Instruction
Spot each line that carries the word "přispívá"; copy those lines.
----------
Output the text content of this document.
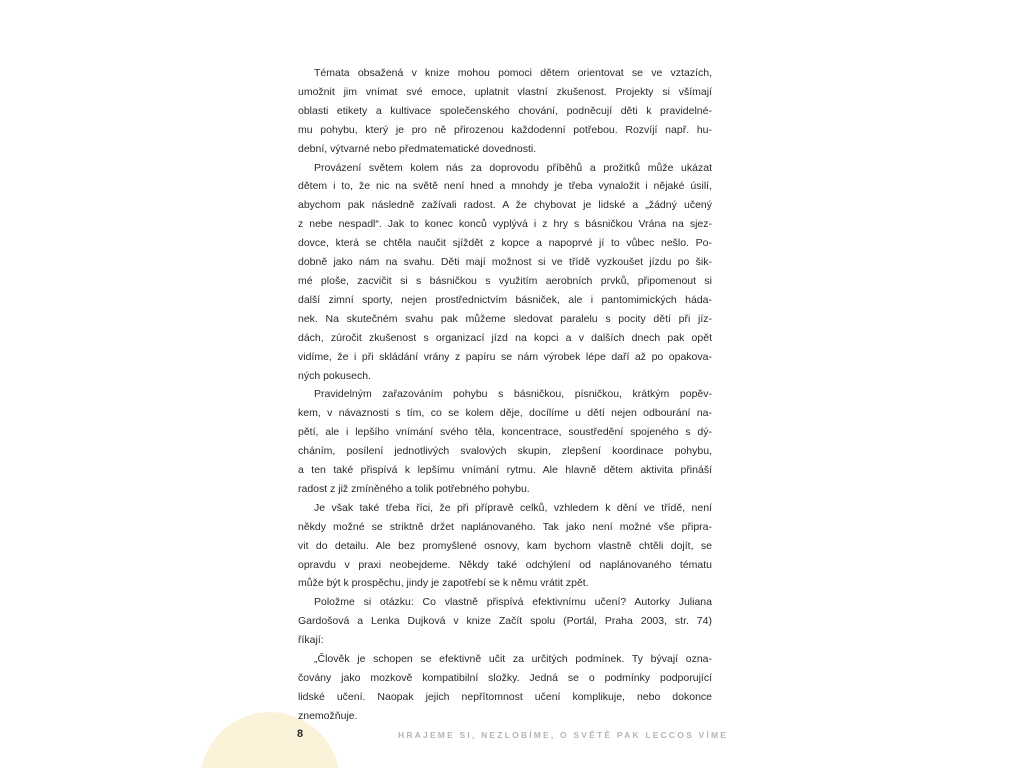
Témata obsažená v knize mohou pomoci dětem orientovat se ve vztazích,
umožnit jim vnímat své emoce, uplatnit vlastní zkušenost. Projekty si všímají
oblasti etikety a kultivace společenského chování, podněcují děti k pravidelné-
mu pohybu, který je pro ně přirozenou každodenní potřebou. Rozvíjí např. hu-
dební, výtvarné nebo předmatematické dovednosti.
Provázení světem kolem nás za doprovodu příběhů a prožitků může ukázat
dětem i to, že nic na světě není hned a mnohdy je třeba vynaložit i nějaké úsilí,
abychom pak následně zažívali radost. A že chybovat je lidské a „žádný učený
z nebe nespadl“. Jak to konec konců vyplývá i z hry s básničkou Vrána na sjez-
dovce, která se chtěla naučit sjíždět z kopce a napoprvé jí to vůbec nešlo. Po-
dobně jako nám na svahu. Děti mají možnost si ve třídě vyzkoušet jízdu po šik-
mé ploše, zacvičit si s básničkou s využitím aerobních prvků, připomenout si
další zimní sporty, nejen prostřednictvím básniček, ale i pantomimických hádа-
nek. Na skutečném svahu pak můžeme sledovat paralelu s pocity dětí při jíz-
dách, zúročit zkušenost s organizací jízd na kopci a v dalších dnech pak opět
vidíme, že i při skládání vrány z papíru se nám výrobek lépe daří až po opakova-
ných pokusech.
Pravidelným zařazováním pohybu s básničkou, písničkou, krátkým popěv-
kem, v návaznosti s tím, co se kolem děje, docílíme u dětí nejen odbourání na-
pětí, ale i lepšího vnímání svého těla, koncentrace, soustředění spojeného s dý-
cháním, posílení jednotlivých svalových skupin, zlepšení koordinace pohybu,
a ten také přispívá k lepšímu vnímání rytmu. Ale hlavně dětem aktivita přináší
radost z již zmíněného a tolik potřebného pohybu.
Je však také třeba říci, že při přípravě celků, vzhledem k dění ve třídě, není
někdy možné se striktně držet naplánovaného. Tak jako není možné vše připra-
vit do detailu. Ale bez promyšlené osnovy, kam bychom vlastně chtěli dojít, se
opravdu v praxi neobejdeme. Někdy také odchýlení od naplánovaného tématu
může být k prospěchu, jindy je zapotřebí se k němu vrátit zpět.
Položme si otázku: Co vlastně přispívá efektivnímu učení? Autorky Juliana
Gardošová a Lenka Dujková v knize Začít spolu (Portál, Praha 2003, str. 74)
říkají:
„Člověk je schopen se efektivně učit za určitých podmínek. Ty bývají ozna-
čovány jako mozkově kompatibilní složky. Jedná se o podmínky podporující
lidské učení. Naopak jejich nepřítomnost učení komplikuje, nebo dokonce
znemožňuje.
8	HRAJEME SI, NEZLOBÍME, O SVĚTĚ PAK LECCOS VÍME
----------
Task output
a ten také přispívá k lepšímu vnímání rytmu. Ale hlavně dětem aktivita přináší
Položme si otázku: Co vlastně přispívá efektivnímu učení? Autorky Juliana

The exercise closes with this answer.